━━ Records supplied

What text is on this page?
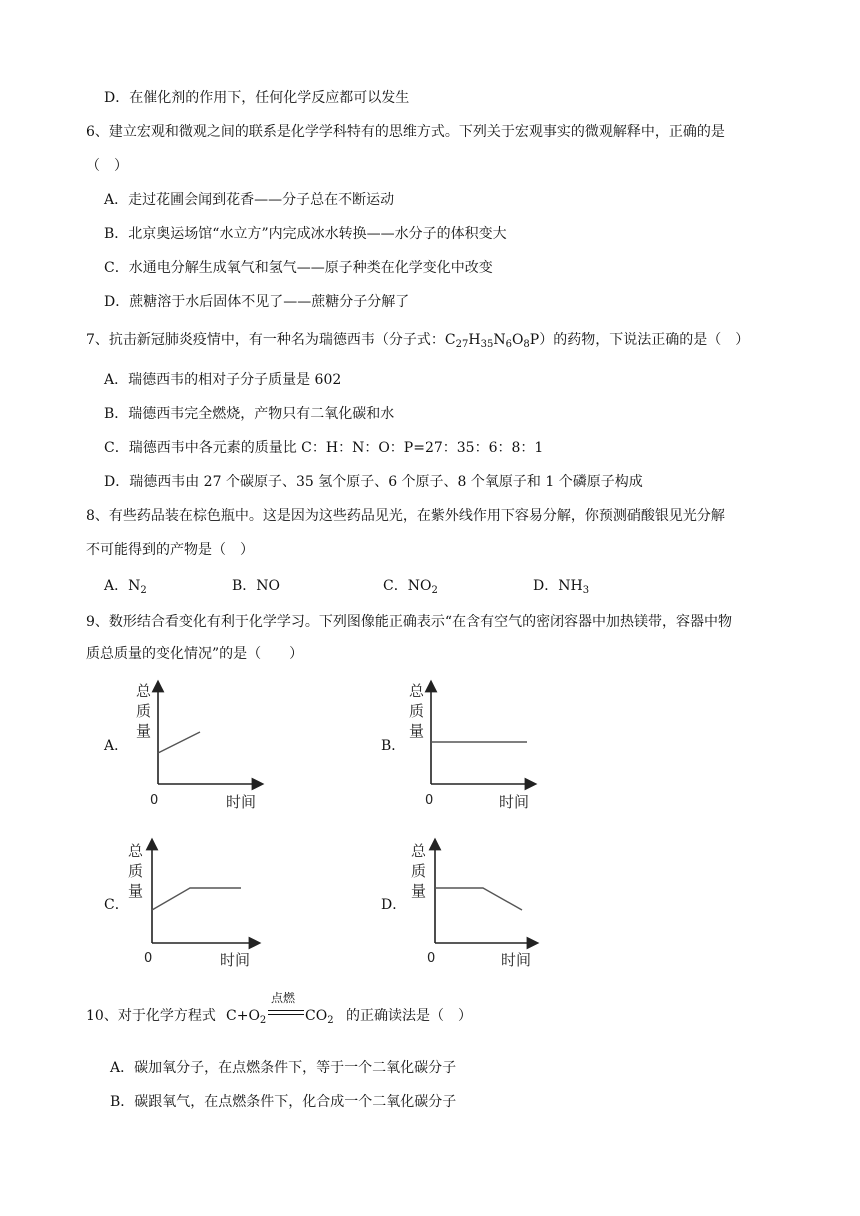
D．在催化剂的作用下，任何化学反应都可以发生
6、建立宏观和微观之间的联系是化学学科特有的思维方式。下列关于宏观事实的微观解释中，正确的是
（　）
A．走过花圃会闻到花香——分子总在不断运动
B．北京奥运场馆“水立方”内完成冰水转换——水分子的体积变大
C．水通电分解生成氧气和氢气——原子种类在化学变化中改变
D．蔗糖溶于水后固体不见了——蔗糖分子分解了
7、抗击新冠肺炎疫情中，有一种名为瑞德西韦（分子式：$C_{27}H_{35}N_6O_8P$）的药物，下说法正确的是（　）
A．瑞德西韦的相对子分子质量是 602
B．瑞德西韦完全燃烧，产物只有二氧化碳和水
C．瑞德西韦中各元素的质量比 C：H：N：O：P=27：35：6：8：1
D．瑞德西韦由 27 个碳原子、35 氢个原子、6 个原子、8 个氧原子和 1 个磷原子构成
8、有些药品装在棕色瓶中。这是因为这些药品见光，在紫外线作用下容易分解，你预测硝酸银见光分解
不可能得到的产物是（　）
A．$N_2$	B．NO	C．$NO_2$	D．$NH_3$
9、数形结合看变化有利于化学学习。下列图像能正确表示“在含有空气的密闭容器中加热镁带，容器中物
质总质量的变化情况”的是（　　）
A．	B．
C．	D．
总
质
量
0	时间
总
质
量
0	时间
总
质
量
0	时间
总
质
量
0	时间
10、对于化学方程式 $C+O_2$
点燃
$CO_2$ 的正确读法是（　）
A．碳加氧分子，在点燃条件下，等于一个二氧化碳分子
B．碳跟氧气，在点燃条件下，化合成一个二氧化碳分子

━━━━

Copy out all of the data word for word. Do not carry over any picture.

» **Response**:
What text is on this page?
D．在催化剂的作用下，任何化学反应都可以发生
6、建立宏观和微观之间的联系是化学学科特有的思维方式。下列关于宏观事实的微观解释中，正确的是
（　）
A．走过花圃会闻到花香——分子总在不断运动
B．北京奥运场馆“水立方”内完成冰水转换——水分子的体积变大
C．水通电分解生成氧气和氢气——原子种类在化学变化中改变
D．蔗糖溶于水后固体不见了——蔗糖分子分解了
7、抗击新冠肺炎疫情中，有一种名为瑞德西韦（分子式：$C_{27}H_{35}N_6O_8P$）的药物，下说法正确的是（　）
A．瑞德西韦的相对子分子质量是 602
B．瑞德西韦完全燃烧，产物只有二氧化碳和水
C．瑞德西韦中各元素的质量比 C：H：N：O：P=27：35：6：8：1
D．瑞德西韦由 27 个碳原子、35 氢个原子、6 个原子、8 个氧原子和 1 个磷原子构成
8、有些药品装在棕色瓶中。这是因为这些药品见光，在紫外线作用下容易分解，你预测硝酸银见光分解
不可能得到的产物是（　）
A．$N_2$	B．NO	C．$NO_2$	D．$NH_3$
9、数形结合看变化有利于化学学习。下列图像能正确表示“在含有空气的密闭容器中加热镁带，容器中物
质总质量的变化情况”的是（　　）
A．	B．
C．	D．
总
质
量
0	时间
总
质
量
0	时间
总
质
量
0	时间
总
质
量
0	时间
10、对于化学方程式 $C+O_2$
点燃
$CO_2$ 的正确读法是（　）
A．碳加氧分子，在点燃条件下，等于一个二氧化碳分子
B．碳跟氧气，在点燃条件下，化合成一个二氧化碳分子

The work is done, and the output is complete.